-- Begin Supplied material --
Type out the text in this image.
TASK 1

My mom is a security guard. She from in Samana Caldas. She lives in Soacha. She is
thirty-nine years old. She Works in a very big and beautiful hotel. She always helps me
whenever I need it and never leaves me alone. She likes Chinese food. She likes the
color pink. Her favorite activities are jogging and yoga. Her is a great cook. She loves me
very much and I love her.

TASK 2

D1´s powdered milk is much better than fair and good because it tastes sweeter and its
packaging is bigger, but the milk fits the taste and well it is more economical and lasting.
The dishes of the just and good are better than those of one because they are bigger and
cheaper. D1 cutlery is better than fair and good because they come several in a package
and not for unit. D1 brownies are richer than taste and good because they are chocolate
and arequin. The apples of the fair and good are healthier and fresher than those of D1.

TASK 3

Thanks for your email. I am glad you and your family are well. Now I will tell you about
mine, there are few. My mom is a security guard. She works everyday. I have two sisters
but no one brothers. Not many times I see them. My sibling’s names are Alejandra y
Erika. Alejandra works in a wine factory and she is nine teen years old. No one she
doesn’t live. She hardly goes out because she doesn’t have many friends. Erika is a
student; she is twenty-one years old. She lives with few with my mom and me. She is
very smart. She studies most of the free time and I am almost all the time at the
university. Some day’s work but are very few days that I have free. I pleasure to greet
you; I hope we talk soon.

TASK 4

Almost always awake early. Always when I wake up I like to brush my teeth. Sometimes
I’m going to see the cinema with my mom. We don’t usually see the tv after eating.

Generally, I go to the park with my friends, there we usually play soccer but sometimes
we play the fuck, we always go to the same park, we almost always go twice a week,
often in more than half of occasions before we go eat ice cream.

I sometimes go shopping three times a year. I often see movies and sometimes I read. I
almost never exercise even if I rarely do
-- End Supplied material --
Work to complete: Print the whole listing again, exactly.

Answer in full:
Type out the text in this image.
TASK 1

My mom is a security guard. She from in Samana Caldas. She lives in Soacha. She is
thirty-nine years old. She Works in a very big and beautiful hotel. She always helps me
whenever I need it and never leaves me alone. She likes Chinese food. She likes the
color pink. Her favorite activities are jogging and yoga. Her is a great cook. She loves me
very much and I love her.

TASK 2

D1´s powdered milk is much better than fair and good because it tastes sweeter and its
packaging is bigger, but the milk fits the taste and well it is more economical and lasting.
The dishes of the just and good are better than those of one because they are bigger and
cheaper. D1 cutlery is better than fair and good because they come several in a package
and not for unit. D1 brownies are richer than taste and good because they are chocolate
and arequin. The apples of the fair and good are healthier and fresher than those of D1.

TASK 3

Thanks for your email. I am glad you and your family are well. Now I will tell you about
mine, there are few. My mom is a security guard. She works everyday. I have two sisters
but no one brothers. Not many times I see them. My sibling’s names are Alejandra y
Erika. Alejandra works in a wine factory and she is nine teen years old. No one she
doesn’t live. She hardly goes out because she doesn’t have many friends. Erika is a
student; she is twenty-one years old. She lives with few with my mom and me. She is
very smart. She studies most of the free time and I am almost all the time at the
university. Some day’s work but are very few days that I have free. I pleasure to greet
you; I hope we talk soon.

TASK 4

Almost always awake early. Always when I wake up I like to brush my teeth. Sometimes
I’m going to see the cinema with my mom. We don’t usually see the tv after eating.

Generally, I go to the park with my friends, there we usually play soccer but sometimes
we play the fuck, we always go to the same park, we almost always go twice a week,
often in more than half of occasions before we go eat ice cream.

I sometimes go shopping three times a year. I often see movies and sometimes I read. I
almost never exercise even if I rarely do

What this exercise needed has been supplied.